══ Data provided

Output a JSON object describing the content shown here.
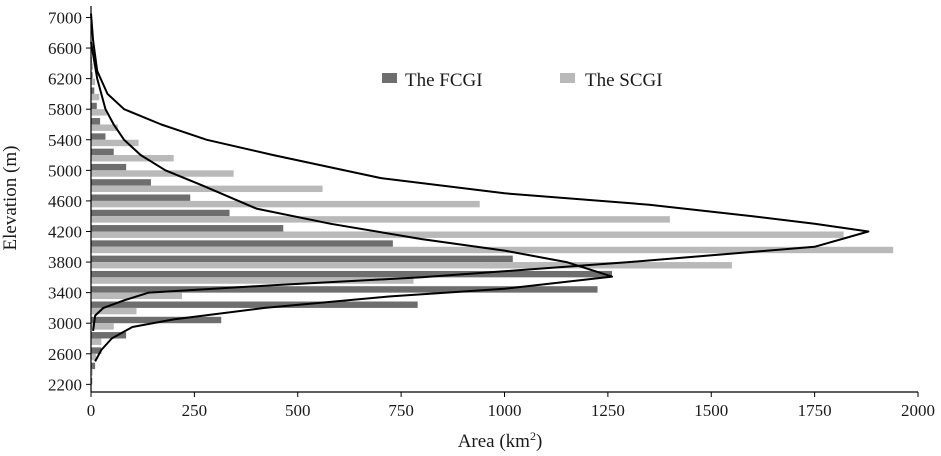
{
  "chart_data": {
    "type": "bar",
    "orientation": "horizontal",
    "xlabel": "Area (km",
    "xlabel_sup": "2",
    "xlabel_close": ")",
    "ylabel": "Elevation (m)",
    "xlim": [
      0,
      2000
    ],
    "ylim": [
      2100,
      7150
    ],
    "x_ticks": [
      "0",
      "250",
      "500",
      "750",
      "1000",
      "1250",
      "1500",
      "1750",
      "2000"
    ],
    "y_ticks": [
      "2200",
      "2600",
      "3000",
      "3400",
      "3800",
      "4200",
      "4600",
      "5000",
      "5400",
      "5800",
      "6200",
      "6600",
      "7000"
    ],
    "legend_position": "top-right",
    "colors": {
      "fcgi": "#6e6e6e",
      "scgi": "#b9b9b9",
      "curve": "#000000"
    },
    "elevations": [
      2200,
      2400,
      2600,
      2800,
      3000,
      3200,
      3400,
      3600,
      3800,
      4000,
      4200,
      4400,
      4600,
      4800,
      5000,
      5200,
      5400,
      5600,
      5800,
      6000,
      6200,
      6400,
      6600,
      6800,
      7000
    ],
    "series": [
      {
        "name": "The FCGI",
        "values": [
          3,
          10,
          25,
          85,
          315,
          790,
          1225,
          1260,
          1020,
          730,
          465,
          335,
          240,
          145,
          85,
          55,
          35,
          22,
          14,
          8,
          4,
          2,
          1,
          0,
          0
        ]
      },
      {
        "name": "The SCGI",
        "values": [
          1,
          4,
          12,
          25,
          55,
          110,
          220,
          780,
          1550,
          1940,
          1820,
          1400,
          940,
          560,
          345,
          200,
          115,
          65,
          38,
          20,
          10,
          5,
          2,
          1,
          0
        ]
      }
    ],
    "curves": [
      {
        "points": [
          [
            0,
            6680
          ],
          [
            15,
            6200
          ],
          [
            35,
            5800
          ],
          [
            55,
            5600
          ],
          [
            80,
            5400
          ],
          [
            120,
            5200
          ],
          [
            180,
            5000
          ],
          [
            270,
            4800
          ],
          [
            400,
            4500
          ],
          [
            580,
            4300
          ],
          [
            800,
            4100
          ],
          [
            1000,
            3950
          ],
          [
            1150,
            3800
          ],
          [
            1260,
            3610
          ],
          [
            1000,
            3450
          ],
          [
            720,
            3350
          ],
          [
            420,
            3200
          ],
          [
            200,
            3050
          ],
          [
            100,
            2950
          ],
          [
            50,
            2800
          ],
          [
            25,
            2650
          ],
          [
            10,
            2500
          ]
        ]
      },
      {
        "points": [
          [
            0,
            7050
          ],
          [
            5,
            6700
          ],
          [
            15,
            6300
          ],
          [
            40,
            6000
          ],
          [
            80,
            5800
          ],
          [
            170,
            5600
          ],
          [
            280,
            5400
          ],
          [
            440,
            5200
          ],
          [
            700,
            4900
          ],
          [
            1000,
            4700
          ],
          [
            1350,
            4550
          ],
          [
            1600,
            4400
          ],
          [
            1750,
            4300
          ],
          [
            1880,
            4200
          ],
          [
            1750,
            4000
          ],
          [
            1300,
            3800
          ],
          [
            800,
            3600
          ],
          [
            450,
            3500
          ],
          [
            140,
            3400
          ],
          [
            80,
            3300
          ],
          [
            30,
            3200
          ],
          [
            10,
            3100
          ],
          [
            5,
            2900
          ]
        ]
      }
    ]
  }
}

════

> **Description of the task**:
Each record should be quoted exactly, with the images omitted.

> **Full output**:
Output a JSON object describing the content shown here.
{
  "chart_data": {
    "type": "bar",
    "orientation": "horizontal",
    "xlabel": "Area (km",
    "xlabel_sup": "2",
    "xlabel_close": ")",
    "ylabel": "Elevation (m)",
    "xlim": [
      0,
      2000
    ],
    "ylim": [
      2100,
      7150
    ],
    "x_ticks": [
      "0",
      "250",
      "500",
      "750",
      "1000",
      "1250",
      "1500",
      "1750",
      "2000"
    ],
    "y_ticks": [
      "2200",
      "2600",
      "3000",
      "3400",
      "3800",
      "4200",
      "4600",
      "5000",
      "5400",
      "5800",
      "6200",
      "6600",
      "7000"
    ],
    "legend_position": "top-right",
    "colors": {
      "fcgi": "#6e6e6e",
      "scgi": "#b9b9b9",
      "curve": "#000000"
    },
    "elevations": [
      2200,
      2400,
      2600,
      2800,
      3000,
      3200,
      3400,
      3600,
      3800,
      4000,
      4200,
      4400,
      4600,
      4800,
      5000,
      5200,
      5400,
      5600,
      5800,
      6000,
      6200,
      6400,
      6600,
      6800,
      7000
    ],
    "series": [
      {
        "name": "The FCGI",
        "values": [
          3,
          10,
          25,
          85,
          315,
          790,
          1225,
          1260,
          1020,
          730,
          465,
          335,
          240,
          145,
          85,
          55,
          35,
          22,
          14,
          8,
          4,
          2,
          1,
          0,
          0
        ]
      },
      {
        "name": "The SCGI",
        "values": [
          1,
          4,
          12,
          25,
          55,
          110,
          220,
          780,
          1550,
          1940,
          1820,
          1400,
          940,
          560,
          345,
          200,
          115,
          65,
          38,
          20,
          10,
          5,
          2,
          1,
          0
        ]
      }
    ],
    "curves": [
      {
        "points": [
          [
            0,
            6680
          ],
          [
            15,
            6200
          ],
          [
            35,
            5800
          ],
          [
            55,
            5600
          ],
          [
            80,
            5400
          ],
          [
            120,
            5200
          ],
          [
            180,
            5000
          ],
          [
            270,
            4800
          ],
          [
            400,
            4500
          ],
          [
            580,
            4300
          ],
          [
            800,
            4100
          ],
          [
            1000,
            3950
          ],
          [
            1150,
            3800
          ],
          [
            1260,
            3610
          ],
          [
            1000,
            3450
          ],
          [
            720,
            3350
          ],
          [
            420,
            3200
          ],
          [
            200,
            3050
          ],
          [
            100,
            2950
          ],
          [
            50,
            2800
          ],
          [
            25,
            2650
          ],
          [
            10,
            2500
          ]
        ]
      },
      {
        "points": [
          [
            0,
            7050
          ],
          [
            5,
            6700
          ],
          [
            15,
            6300
          ],
          [
            40,
            6000
          ],
          [
            80,
            5800
          ],
          [
            170,
            5600
          ],
          [
            280,
            5400
          ],
          [
            440,
            5200
          ],
          [
            700,
            4900
          ],
          [
            1000,
            4700
          ],
          [
            1350,
            4550
          ],
          [
            1600,
            4400
          ],
          [
            1750,
            4300
          ],
          [
            1880,
            4200
          ],
          [
            1750,
            4000
          ],
          [
            1300,
            3800
          ],
          [
            800,
            3600
          ],
          [
            450,
            3500
          ],
          [
            140,
            3400
          ],
          [
            80,
            3300
          ],
          [
            30,
            3200
          ],
          [
            10,
            3100
          ],
          [
            5,
            2900
          ]
        ]
      }
    ]
  }
}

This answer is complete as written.